* [Given information]:
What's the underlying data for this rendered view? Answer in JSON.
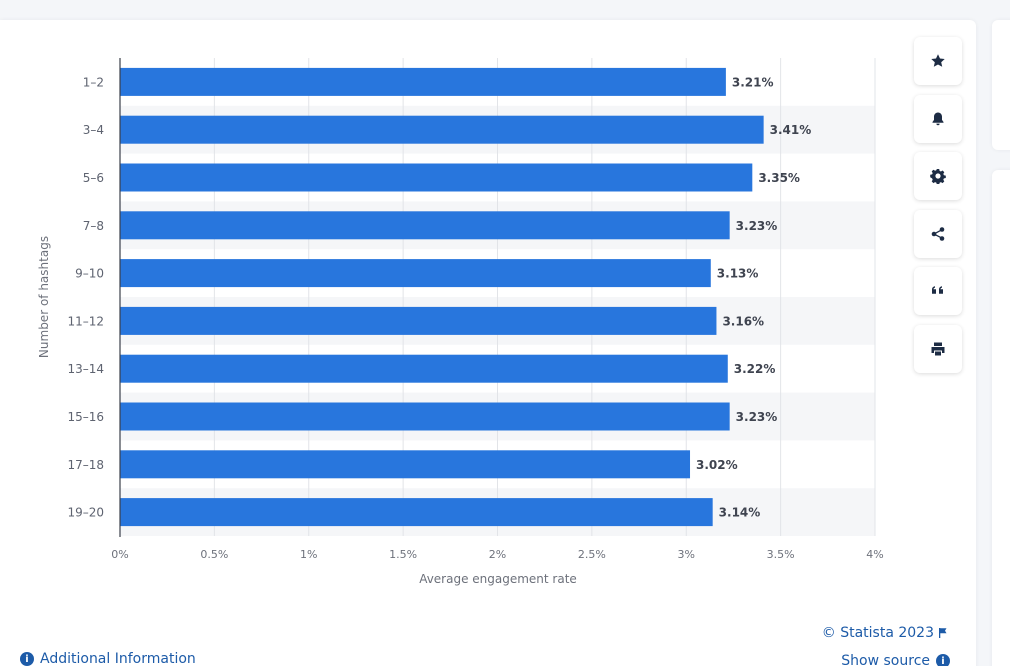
{
  "chart_data": {
    "type": "bar",
    "orientation": "horizontal",
    "categories": [
      "1-2",
      "3-4",
      "5-6",
      "7-8",
      "9-10",
      "11-12",
      "13-14",
      "15-16",
      "17-18",
      "19-20"
    ],
    "values": [
      3.21,
      3.41,
      3.35,
      3.23,
      3.13,
      3.16,
      3.22,
      3.23,
      3.02,
      3.14
    ],
    "data_labels": [
      "3.21%",
      "3.41%",
      "3.35%",
      "3.23%",
      "3.13%",
      "3.16%",
      "3.22%",
      "3.23%",
      "3.02%",
      "3.14%"
    ],
    "xlabel": "Average engagement rate",
    "ylabel": "Number of hashtags",
    "xlim": [
      0,
      4
    ],
    "x_ticks": [
      0,
      0.5,
      1,
      1.5,
      2,
      2.5,
      3,
      3.5,
      4
    ],
    "x_tick_labels": [
      "0%",
      "0.5%",
      "1%",
      "1.5%",
      "2%",
      "2.5%",
      "3%",
      "3.5%",
      "4%"
    ],
    "grid": true,
    "bar_color": "#2876dd"
  },
  "toolbar": {
    "items": [
      {
        "icon": "star-icon",
        "name": "favorite"
      },
      {
        "icon": "bell-icon",
        "name": "notify"
      },
      {
        "icon": "gear-icon",
        "name": "settings"
      },
      {
        "icon": "share-icon",
        "name": "share"
      },
      {
        "icon": "quote-icon",
        "name": "cite"
      },
      {
        "icon": "printer-icon",
        "name": "print"
      }
    ]
  },
  "footer": {
    "credit": "© Statista 2023",
    "show_source": "Show source",
    "additional_info": "Additional Information"
  },
  "colors": {
    "accent": "#1d5ba8",
    "bar": "#2876dd"
  }
}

* [Task to complete]: Images do not belong in the copy; reproduce all other parts of the records above verbatim.

* [Complete response]:
What's the underlying data for this rendered view? Answer in JSON.
{
  "chart_data": {
    "type": "bar",
    "orientation": "horizontal",
    "categories": [
      "1-2",
      "3-4",
      "5-6",
      "7-8",
      "9-10",
      "11-12",
      "13-14",
      "15-16",
      "17-18",
      "19-20"
    ],
    "values": [
      3.21,
      3.41,
      3.35,
      3.23,
      3.13,
      3.16,
      3.22,
      3.23,
      3.02,
      3.14
    ],
    "data_labels": [
      "3.21%",
      "3.41%",
      "3.35%",
      "3.23%",
      "3.13%",
      "3.16%",
      "3.22%",
      "3.23%",
      "3.02%",
      "3.14%"
    ],
    "xlabel": "Average engagement rate",
    "ylabel": "Number of hashtags",
    "xlim": [
      0,
      4
    ],
    "x_ticks": [
      0,
      0.5,
      1,
      1.5,
      2,
      2.5,
      3,
      3.5,
      4
    ],
    "x_tick_labels": [
      "0%",
      "0.5%",
      "1%",
      "1.5%",
      "2%",
      "2.5%",
      "3%",
      "3.5%",
      "4%"
    ],
    "grid": true,
    "bar_color": "#2876dd"
  },
  "toolbar": {
    "items": [
      {
        "icon": "star-icon",
        "name": "favorite"
      },
      {
        "icon": "bell-icon",
        "name": "notify"
      },
      {
        "icon": "gear-icon",
        "name": "settings"
      },
      {
        "icon": "share-icon",
        "name": "share"
      },
      {
        "icon": "quote-icon",
        "name": "cite"
      },
      {
        "icon": "printer-icon",
        "name": "print"
      }
    ]
  },
  "footer": {
    "credit": "© Statista 2023",
    "show_source": "Show source",
    "additional_info": "Additional Information"
  },
  "colors": {
    "accent": "#1d5ba8",
    "bar": "#2876dd"
  }
}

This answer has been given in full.